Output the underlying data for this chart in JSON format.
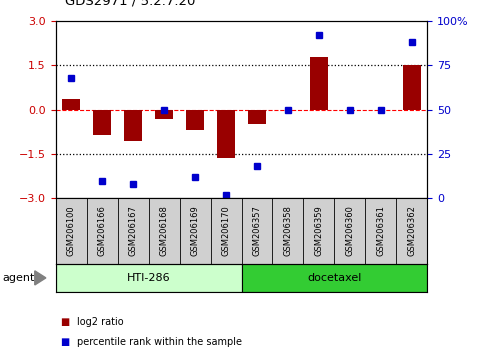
{
  "title": "GDS2971 / 5.2.7.20",
  "samples": [
    "GSM206100",
    "GSM206166",
    "GSM206167",
    "GSM206168",
    "GSM206169",
    "GSM206170",
    "GSM206357",
    "GSM206358",
    "GSM206359",
    "GSM206360",
    "GSM206361",
    "GSM206362"
  ],
  "log2_ratio": [
    0.35,
    -0.85,
    -1.05,
    -0.3,
    -0.7,
    -1.62,
    -0.5,
    0.0,
    1.8,
    0.0,
    0.0,
    1.52
  ],
  "percentile_rank": [
    68,
    10,
    8,
    50,
    12,
    2,
    18,
    50,
    92,
    50,
    50,
    88
  ],
  "bar_color": "#990000",
  "dot_color": "#0000cc",
  "agent_groups": [
    {
      "label": "HTI-286",
      "start": 0,
      "end": 5,
      "color": "#ccffcc"
    },
    {
      "label": "docetaxel",
      "start": 6,
      "end": 11,
      "color": "#33cc33"
    }
  ],
  "ylim_left": [
    -3,
    3
  ],
  "ylim_right": [
    0,
    100
  ],
  "yticks_left": [
    -3,
    -1.5,
    0,
    1.5,
    3
  ],
  "yticks_right": [
    0,
    25,
    50,
    75,
    100
  ],
  "legend_items": [
    {
      "label": "log2 ratio",
      "color": "#990000"
    },
    {
      "label": "percentile rank within the sample",
      "color": "#0000cc"
    }
  ],
  "agent_label": "agent",
  "tick_label_color_left": "#cc0000",
  "tick_label_color_right": "#0000cc"
}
════
● **WHAT NEEDS TO BE DONE**
Pictures in the records must not appear in the copy; transcribe everything else precisely.

● **OUTPUT FOR THIS EXERCISE**
Output the underlying data for this chart in JSON format.
{
  "title": "GDS2971 / 5.2.7.20",
  "samples": [
    "GSM206100",
    "GSM206166",
    "GSM206167",
    "GSM206168",
    "GSM206169",
    "GSM206170",
    "GSM206357",
    "GSM206358",
    "GSM206359",
    "GSM206360",
    "GSM206361",
    "GSM206362"
  ],
  "log2_ratio": [
    0.35,
    -0.85,
    -1.05,
    -0.3,
    -0.7,
    -1.62,
    -0.5,
    0.0,
    1.8,
    0.0,
    0.0,
    1.52
  ],
  "percentile_rank": [
    68,
    10,
    8,
    50,
    12,
    2,
    18,
    50,
    92,
    50,
    50,
    88
  ],
  "bar_color": "#990000",
  "dot_color": "#0000cc",
  "agent_groups": [
    {
      "label": "HTI-286",
      "start": 0,
      "end": 5,
      "color": "#ccffcc"
    },
    {
      "label": "docetaxel",
      "start": 6,
      "end": 11,
      "color": "#33cc33"
    }
  ],
  "ylim_left": [
    -3,
    3
  ],
  "ylim_right": [
    0,
    100
  ],
  "yticks_left": [
    -3,
    -1.5,
    0,
    1.5,
    3
  ],
  "yticks_right": [
    0,
    25,
    50,
    75,
    100
  ],
  "legend_items": [
    {
      "label": "log2 ratio",
      "color": "#990000"
    },
    {
      "label": "percentile rank within the sample",
      "color": "#0000cc"
    }
  ],
  "agent_label": "agent",
  "tick_label_color_left": "#cc0000",
  "tick_label_color_right": "#0000cc"
}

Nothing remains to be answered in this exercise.